Provided data.
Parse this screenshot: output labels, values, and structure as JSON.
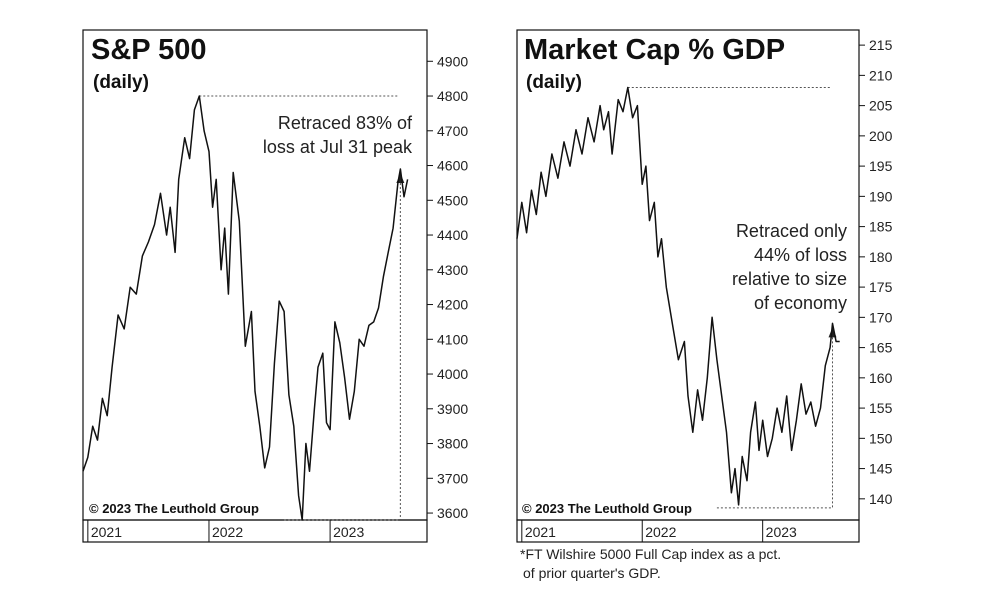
{
  "chart_data": [
    {
      "type": "line",
      "title": "S&P 500",
      "subtitle": "(daily)",
      "annotation_lines": [
        "Retraced 83% of",
        "loss at Jul 31 peak"
      ],
      "copyright": "© 2023 The Leuthold Group",
      "x_labels": [
        "2021",
        "2022",
        "2023"
      ],
      "y_ticks": [
        3600,
        3700,
        3800,
        3900,
        4000,
        4100,
        4200,
        4300,
        4400,
        4500,
        4600,
        4700,
        4800,
        4900
      ],
      "ylim": [
        3580,
        4990
      ],
      "xlim": [
        2020.96,
        2023.8
      ],
      "reference_levels": [
        4800,
        3580
      ],
      "retrace_peak": {
        "x": 2023.58,
        "y": 4590
      },
      "series": [
        {
          "x": [
            2020.96,
            2021.0,
            2021.04,
            2021.08,
            2021.12,
            2021.16,
            2021.2,
            2021.25,
            2021.3,
            2021.35,
            2021.4,
            2021.45,
            2021.5,
            2021.55,
            2021.6,
            2021.65,
            2021.68,
            2021.72,
            2021.75,
            2021.8,
            2021.84,
            2021.88,
            2021.92,
            2021.96,
            2022.0,
            2022.03,
            2022.06,
            2022.1,
            2022.13,
            2022.16,
            2022.2,
            2022.25,
            2022.3,
            2022.35,
            2022.38,
            2022.42,
            2022.46,
            2022.5,
            2022.54,
            2022.58,
            2022.62,
            2022.66,
            2022.7,
            2022.74,
            2022.77,
            2022.8,
            2022.83,
            2022.87,
            2022.9,
            2022.94,
            2022.97,
            2023.0,
            2023.04,
            2023.08,
            2023.12,
            2023.16,
            2023.2,
            2023.24,
            2023.28,
            2023.32,
            2023.36,
            2023.4,
            2023.44,
            2023.48,
            2023.52,
            2023.56,
            2023.58,
            2023.61,
            2023.64
          ],
          "values": [
            3720,
            3760,
            3850,
            3810,
            3930,
            3880,
            4020,
            4170,
            4130,
            4250,
            4230,
            4340,
            4380,
            4430,
            4520,
            4400,
            4480,
            4350,
            4560,
            4680,
            4620,
            4760,
            4800,
            4700,
            4640,
            4480,
            4560,
            4300,
            4420,
            4230,
            4580,
            4440,
            4080,
            4180,
            3950,
            3850,
            3730,
            3790,
            4030,
            4210,
            4180,
            3940,
            3850,
            3650,
            3580,
            3800,
            3720,
            3900,
            4020,
            4060,
            3860,
            3840,
            4150,
            4090,
            3990,
            3870,
            3950,
            4100,
            4080,
            4140,
            4150,
            4190,
            4280,
            4350,
            4420,
            4550,
            4590,
            4510,
            4560
          ]
        }
      ]
    },
    {
      "type": "line",
      "title": "Market Cap % GDP",
      "subtitle": "(daily)",
      "annotation_lines": [
        "Retraced only",
        "44% of loss",
        "relative to size",
        "of economy"
      ],
      "copyright": "© 2023 The Leuthold Group",
      "x_labels": [
        "2021",
        "2022",
        "2023"
      ],
      "y_ticks": [
        140,
        145,
        150,
        155,
        160,
        165,
        170,
        175,
        180,
        185,
        190,
        195,
        200,
        205,
        210,
        215
      ],
      "ylim": [
        136.5,
        217.5
      ],
      "xlim": [
        2020.96,
        2023.8
      ],
      "reference_levels": [
        208,
        138.5
      ],
      "retrace_peak": {
        "x": 2023.58,
        "y": 169
      },
      "series": [
        {
          "x": [
            2020.96,
            2021.0,
            2021.04,
            2021.08,
            2021.12,
            2021.16,
            2021.2,
            2021.25,
            2021.3,
            2021.35,
            2021.4,
            2021.45,
            2021.5,
            2021.55,
            2021.6,
            2021.65,
            2021.68,
            2021.72,
            2021.75,
            2021.8,
            2021.84,
            2021.88,
            2021.92,
            2021.96,
            2022.0,
            2022.03,
            2022.06,
            2022.1,
            2022.13,
            2022.16,
            2022.2,
            2022.25,
            2022.3,
            2022.35,
            2022.38,
            2022.42,
            2022.46,
            2022.5,
            2022.54,
            2022.58,
            2022.62,
            2022.66,
            2022.7,
            2022.74,
            2022.77,
            2022.8,
            2022.83,
            2022.87,
            2022.9,
            2022.94,
            2022.97,
            2023.0,
            2023.04,
            2023.08,
            2023.12,
            2023.16,
            2023.2,
            2023.24,
            2023.28,
            2023.32,
            2023.36,
            2023.4,
            2023.44,
            2023.48,
            2023.52,
            2023.56,
            2023.58,
            2023.61,
            2023.64
          ],
          "values": [
            183,
            189,
            184,
            191,
            187,
            194,
            190,
            197,
            193,
            199,
            195,
            201,
            197,
            203,
            199,
            205,
            201,
            204,
            197,
            206,
            204,
            208,
            203,
            205,
            192,
            195,
            186,
            189,
            180,
            183,
            175,
            169,
            163,
            166,
            157,
            151,
            158,
            153,
            160,
            170,
            163,
            157,
            151,
            141,
            145,
            139,
            147,
            143,
            151,
            156,
            148,
            153,
            147,
            150,
            155,
            151,
            157,
            148,
            153,
            159,
            154,
            156,
            152,
            155,
            162,
            165,
            169,
            166,
            166
          ]
        }
      ]
    }
  ],
  "footnote_lines": [
    "*FT Wilshire 5000 Full Cap index as a pct.",
    "of prior quarter's GDP."
  ]
}
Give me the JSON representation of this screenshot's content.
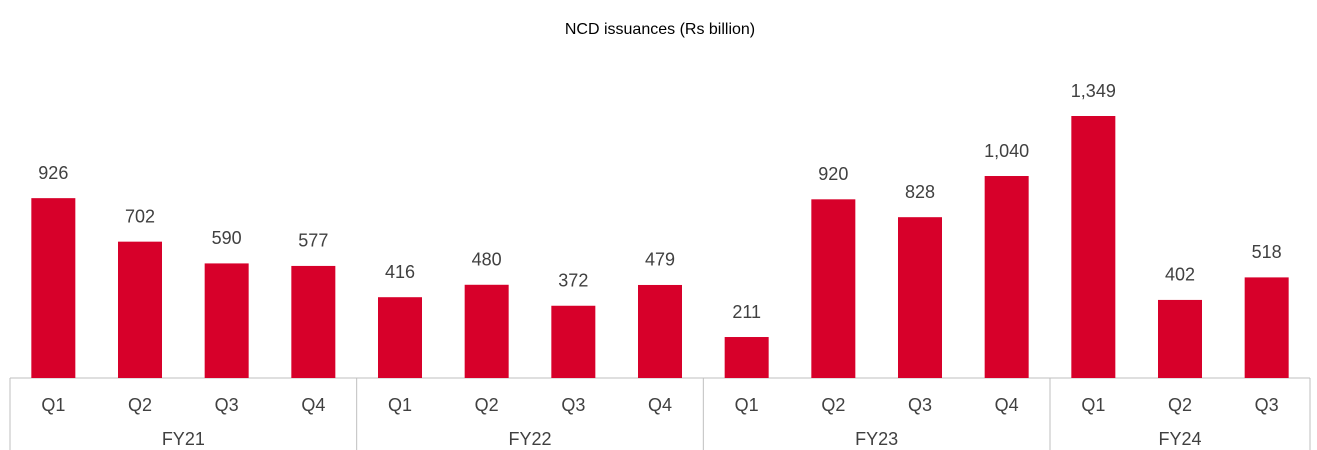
{
  "chart_data": {
    "type": "bar",
    "title": "NCD issuances (Rs billion)",
    "color": "#d7002a",
    "groups": [
      {
        "name": "FY21",
        "categories": [
          "Q1",
          "Q2",
          "Q3",
          "Q4"
        ],
        "values": [
          926,
          702,
          590,
          577
        ]
      },
      {
        "name": "FY22",
        "categories": [
          "Q1",
          "Q2",
          "Q3",
          "Q4"
        ],
        "values": [
          416,
          480,
          372,
          479
        ]
      },
      {
        "name": "FY23",
        "categories": [
          "Q1",
          "Q2",
          "Q3",
          "Q4"
        ],
        "values": [
          211,
          920,
          828,
          1040
        ],
        "value_labels": [
          null,
          null,
          null,
          "1,040"
        ]
      },
      {
        "name": "FY24",
        "categories": [
          "Q1",
          "Q2",
          "Q3"
        ],
        "values": [
          1349,
          402,
          518
        ],
        "value_labels": [
          "1,349",
          null,
          null
        ]
      }
    ]
  }
}
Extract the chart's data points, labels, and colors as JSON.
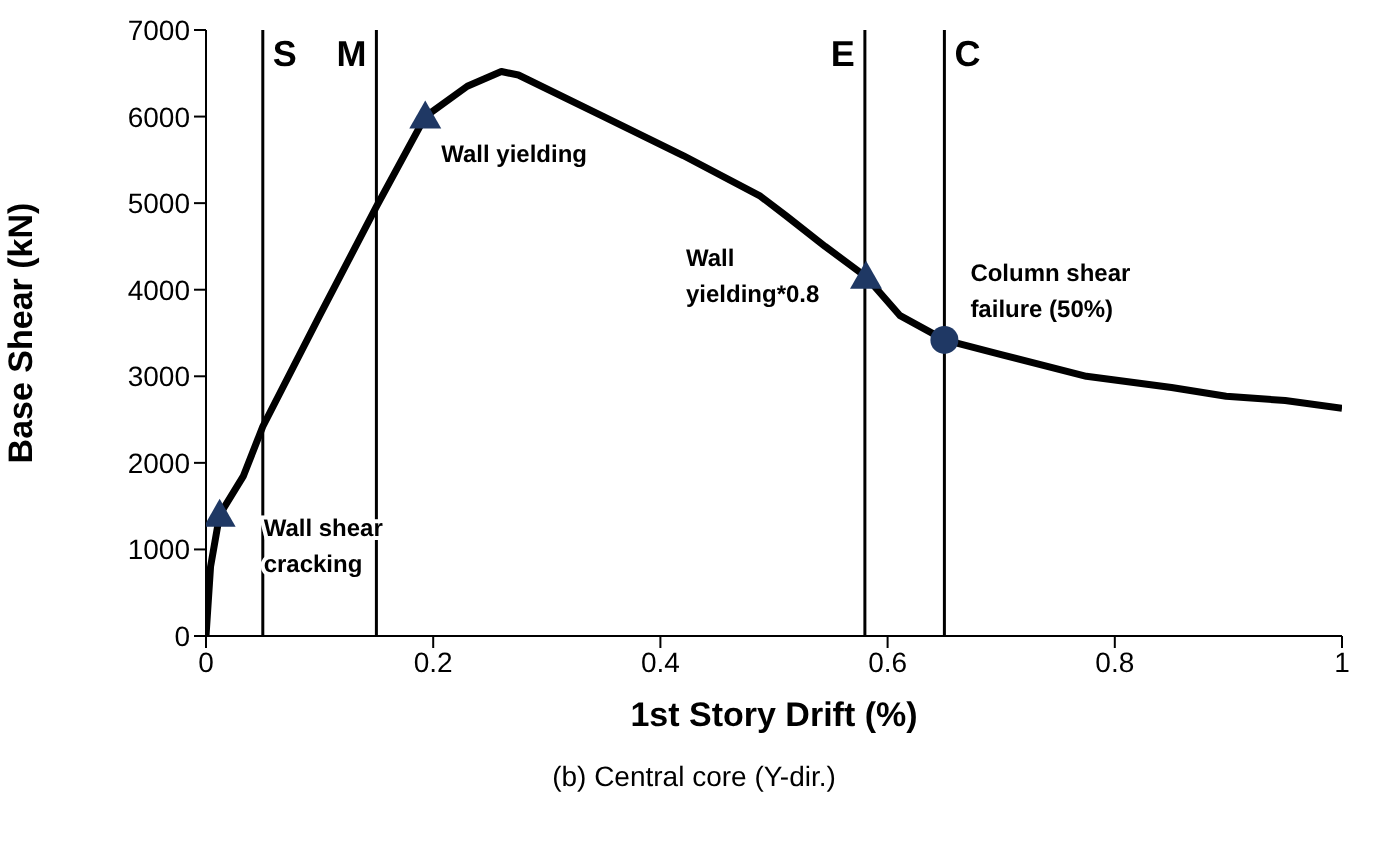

Exercise. Beginning at the line with "Give me the", reproduce each line exactly through the last line of the records above, with pictures left out.

Correct output.
Give me the JSON representation of this screenshot's content.
{
  "chart_data": {
    "type": "bar",
    "title": "NCD issuances (Rs billion)",
    "color": "#d7002a",
    "groups": [
      {
        "name": "FY21",
        "categories": [
          "Q1",
          "Q2",
          "Q3",
          "Q4"
        ],
        "values": [
          926,
          702,
          590,
          577
        ]
      },
      {
        "name": "FY22",
        "categories": [
          "Q1",
          "Q2",
          "Q3",
          "Q4"
        ],
        "values": [
          416,
          480,
          372,
          479
        ]
      },
      {
        "name": "FY23",
        "categories": [
          "Q1",
          "Q2",
          "Q3",
          "Q4"
        ],
        "values": [
          211,
          920,
          828,
          1040
        ],
        "value_labels": [
          null,
          null,
          null,
          "1,040"
        ]
      },
      {
        "name": "FY24",
        "categories": [
          "Q1",
          "Q2",
          "Q3"
        ],
        "values": [
          1349,
          402,
          518
        ],
        "value_labels": [
          "1,349",
          null,
          null
        ]
      }
    ]
  }
}
Extract the chart's data points, labels, and colors as JSON.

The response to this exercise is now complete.